JOB => Pull out every line below that contains the word "this".

DATA PROVIDED =>

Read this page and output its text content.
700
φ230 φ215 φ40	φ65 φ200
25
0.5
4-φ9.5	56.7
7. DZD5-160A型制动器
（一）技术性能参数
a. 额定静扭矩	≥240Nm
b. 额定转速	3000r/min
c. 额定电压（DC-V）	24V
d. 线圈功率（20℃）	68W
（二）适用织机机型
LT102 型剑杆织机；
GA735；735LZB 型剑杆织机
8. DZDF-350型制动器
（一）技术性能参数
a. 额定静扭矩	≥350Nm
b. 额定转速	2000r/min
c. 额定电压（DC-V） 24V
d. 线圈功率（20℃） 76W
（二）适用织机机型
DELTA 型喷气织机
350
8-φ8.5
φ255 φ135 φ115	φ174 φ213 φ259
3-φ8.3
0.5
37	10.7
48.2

==

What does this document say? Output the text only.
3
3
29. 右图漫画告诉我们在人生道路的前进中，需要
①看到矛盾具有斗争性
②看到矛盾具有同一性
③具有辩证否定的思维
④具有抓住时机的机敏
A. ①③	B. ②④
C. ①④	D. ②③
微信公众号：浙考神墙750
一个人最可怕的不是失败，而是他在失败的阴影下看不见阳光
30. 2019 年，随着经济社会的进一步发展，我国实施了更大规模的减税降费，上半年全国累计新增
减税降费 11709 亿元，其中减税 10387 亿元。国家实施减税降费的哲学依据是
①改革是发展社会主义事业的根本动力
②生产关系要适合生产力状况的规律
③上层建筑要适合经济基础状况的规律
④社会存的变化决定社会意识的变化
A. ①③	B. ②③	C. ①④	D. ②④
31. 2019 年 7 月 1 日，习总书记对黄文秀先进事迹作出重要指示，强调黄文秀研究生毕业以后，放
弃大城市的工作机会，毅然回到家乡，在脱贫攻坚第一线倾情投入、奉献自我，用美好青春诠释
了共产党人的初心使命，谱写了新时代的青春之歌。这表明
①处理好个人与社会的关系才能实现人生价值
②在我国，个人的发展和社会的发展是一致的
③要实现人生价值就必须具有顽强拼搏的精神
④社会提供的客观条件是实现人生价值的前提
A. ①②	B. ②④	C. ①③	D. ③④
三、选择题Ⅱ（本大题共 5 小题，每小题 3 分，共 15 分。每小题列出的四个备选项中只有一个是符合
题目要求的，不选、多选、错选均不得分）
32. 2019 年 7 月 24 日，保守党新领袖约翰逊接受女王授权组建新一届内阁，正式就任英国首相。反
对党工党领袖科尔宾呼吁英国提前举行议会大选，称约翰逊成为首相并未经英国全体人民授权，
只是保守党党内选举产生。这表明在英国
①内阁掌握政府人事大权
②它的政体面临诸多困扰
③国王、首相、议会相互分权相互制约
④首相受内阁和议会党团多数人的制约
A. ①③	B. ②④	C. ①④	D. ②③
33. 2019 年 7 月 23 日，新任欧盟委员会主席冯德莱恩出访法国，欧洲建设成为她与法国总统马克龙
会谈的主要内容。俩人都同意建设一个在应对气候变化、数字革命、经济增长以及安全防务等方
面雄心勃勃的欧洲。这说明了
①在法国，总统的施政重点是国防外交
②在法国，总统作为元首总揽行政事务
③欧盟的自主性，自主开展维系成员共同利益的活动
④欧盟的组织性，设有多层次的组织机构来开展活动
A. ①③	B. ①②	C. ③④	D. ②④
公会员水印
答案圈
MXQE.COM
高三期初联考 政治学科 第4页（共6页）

IN RESPONSE =>
Read this page and output its text content.
What does this document say? Output the text only.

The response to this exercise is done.